YOUR TASK >> Transcribe the records that follow, preserving every word.

|---|

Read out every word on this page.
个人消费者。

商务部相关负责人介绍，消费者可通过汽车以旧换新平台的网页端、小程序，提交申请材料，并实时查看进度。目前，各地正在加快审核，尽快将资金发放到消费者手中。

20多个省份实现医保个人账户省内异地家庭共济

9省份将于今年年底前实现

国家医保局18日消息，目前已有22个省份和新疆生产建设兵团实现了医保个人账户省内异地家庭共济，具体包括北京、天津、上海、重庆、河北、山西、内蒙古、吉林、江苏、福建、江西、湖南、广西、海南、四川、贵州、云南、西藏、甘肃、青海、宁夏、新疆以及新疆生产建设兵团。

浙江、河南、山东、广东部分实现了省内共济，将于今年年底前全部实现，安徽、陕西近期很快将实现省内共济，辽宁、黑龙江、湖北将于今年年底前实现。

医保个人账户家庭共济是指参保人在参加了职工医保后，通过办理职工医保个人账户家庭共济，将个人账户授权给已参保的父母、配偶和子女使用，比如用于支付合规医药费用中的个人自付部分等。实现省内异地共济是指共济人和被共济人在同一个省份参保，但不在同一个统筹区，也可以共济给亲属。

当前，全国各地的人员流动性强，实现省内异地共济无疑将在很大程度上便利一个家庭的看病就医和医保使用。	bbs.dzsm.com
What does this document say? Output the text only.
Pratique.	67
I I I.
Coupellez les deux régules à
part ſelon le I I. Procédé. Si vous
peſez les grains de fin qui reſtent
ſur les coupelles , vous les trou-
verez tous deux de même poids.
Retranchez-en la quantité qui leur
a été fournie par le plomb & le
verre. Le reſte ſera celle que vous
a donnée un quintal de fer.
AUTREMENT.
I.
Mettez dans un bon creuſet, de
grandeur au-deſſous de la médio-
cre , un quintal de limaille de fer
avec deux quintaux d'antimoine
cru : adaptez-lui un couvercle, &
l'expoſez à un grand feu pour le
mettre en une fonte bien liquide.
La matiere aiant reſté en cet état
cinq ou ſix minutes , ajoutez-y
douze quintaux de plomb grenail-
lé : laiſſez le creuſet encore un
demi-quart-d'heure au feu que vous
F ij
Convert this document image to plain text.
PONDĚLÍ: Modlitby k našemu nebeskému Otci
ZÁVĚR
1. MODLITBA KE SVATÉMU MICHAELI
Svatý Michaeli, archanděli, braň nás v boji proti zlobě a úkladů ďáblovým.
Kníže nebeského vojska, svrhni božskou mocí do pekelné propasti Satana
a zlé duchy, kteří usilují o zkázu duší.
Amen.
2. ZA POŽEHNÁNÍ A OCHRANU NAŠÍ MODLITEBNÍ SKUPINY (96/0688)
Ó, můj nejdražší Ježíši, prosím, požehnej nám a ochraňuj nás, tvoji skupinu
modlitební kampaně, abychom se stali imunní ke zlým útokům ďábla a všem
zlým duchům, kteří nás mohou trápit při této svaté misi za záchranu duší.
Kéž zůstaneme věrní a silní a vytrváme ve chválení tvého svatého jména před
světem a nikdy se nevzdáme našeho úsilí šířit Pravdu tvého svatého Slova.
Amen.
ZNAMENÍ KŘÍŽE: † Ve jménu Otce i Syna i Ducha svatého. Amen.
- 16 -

|---|

RESULT FOR THIS EXERCISE >>
Read out every word on this page.
个人消费者。

商务部相关负责人介绍，消费者可通过汽车以旧换新平台的网页端、小程序，提交申请材料，并实时查看进度。目前，各地正在加快审核，尽快将资金发放到消费者手中。

20多个省份实现医保个人账户省内异地家庭共济

9省份将于今年年底前实现

国家医保局18日消息，目前已有22个省份和新疆生产建设兵团实现了医保个人账户省内异地家庭共济，具体包括北京、天津、上海、重庆、河北、山西、内蒙古、吉林、江苏、福建、江西、湖南、广西、海南、四川、贵州、云南、西藏、甘肃、青海、宁夏、新疆以及新疆生产建设兵团。

浙江、河南、山东、广东部分实现了省内共济，将于今年年底前全部实现，安徽、陕西近期很快将实现省内共济，辽宁、黑龙江、湖北将于今年年底前实现。

医保个人账户家庭共济是指参保人在参加了职工医保后，通过办理职工医保个人账户家庭共济，将个人账户授权给已参保的父母、配偶和子女使用，比如用于支付合规医药费用中的个人自付部分等。实现省内异地共济是指共济人和被共济人在同一个省份参保，但不在同一个统筹区，也可以共济给亲属。

当前，全国各地的人员流动性强，实现省内异地共济无疑将在很大程度上便利一个家庭的看病就医和医保使用。	bbs.dzsm.com
What does this document say? Output the text only.
Pratique.	67
I I I.
Coupellez les deux régules à
part ſelon le I I. Procédé. Si vous
peſez les grains de fin qui reſtent
ſur les coupelles , vous les trou-
verez tous deux de même poids.
Retranchez-en la quantité qui leur
a été fournie par le plomb & le
verre. Le reſte ſera celle que vous
a donnée un quintal de fer.
AUTREMENT.
I.
Mettez dans un bon creuſet, de
grandeur au-deſſous de la médio-
cre , un quintal de limaille de fer
avec deux quintaux d'antimoine
cru : adaptez-lui un couvercle, &
l'expoſez à un grand feu pour le
mettre en une fonte bien liquide.
La matiere aiant reſté en cet état
cinq ou ſix minutes , ajoutez-y
douze quintaux de plomb grenail-
lé : laiſſez le creuſet encore un
demi-quart-d'heure au feu que vous
F ij
Convert this document image to plain text.
PONDĚLÍ: Modlitby k našemu nebeskému Otci
ZÁVĚR
1. MODLITBA KE SVATÉMU MICHAELI
Svatý Michaeli, archanděli, braň nás v boji proti zlobě a úkladů ďáblovým.
Kníže nebeského vojska, svrhni božskou mocí do pekelné propasti Satana
a zlé duchy, kteří usilují o zkázu duší.
Amen.
2. ZA POŽEHNÁNÍ A OCHRANU NAŠÍ MODLITEBNÍ SKUPINY (96/0688)
Ó, můj nejdražší Ježíši, prosím, požehnej nám a ochraňuj nás, tvoji skupinu
modlitební kampaně, abychom se stali imunní ke zlým útokům ďábla a všem
zlým duchům, kteří nás mohou trápit při této svaté misi za záchranu duší.
Kéž zůstaneme věrní a silní a vytrváme ve chválení tvého svatého jména před
světem a nikdy se nevzdáme našeho úsilí šířit Pravdu tvého svatého Slova.
Amen.
ZNAMENÍ KŘÍŽE: † Ve jménu Otce i Syna i Ducha svatého. Amen.
- 16 -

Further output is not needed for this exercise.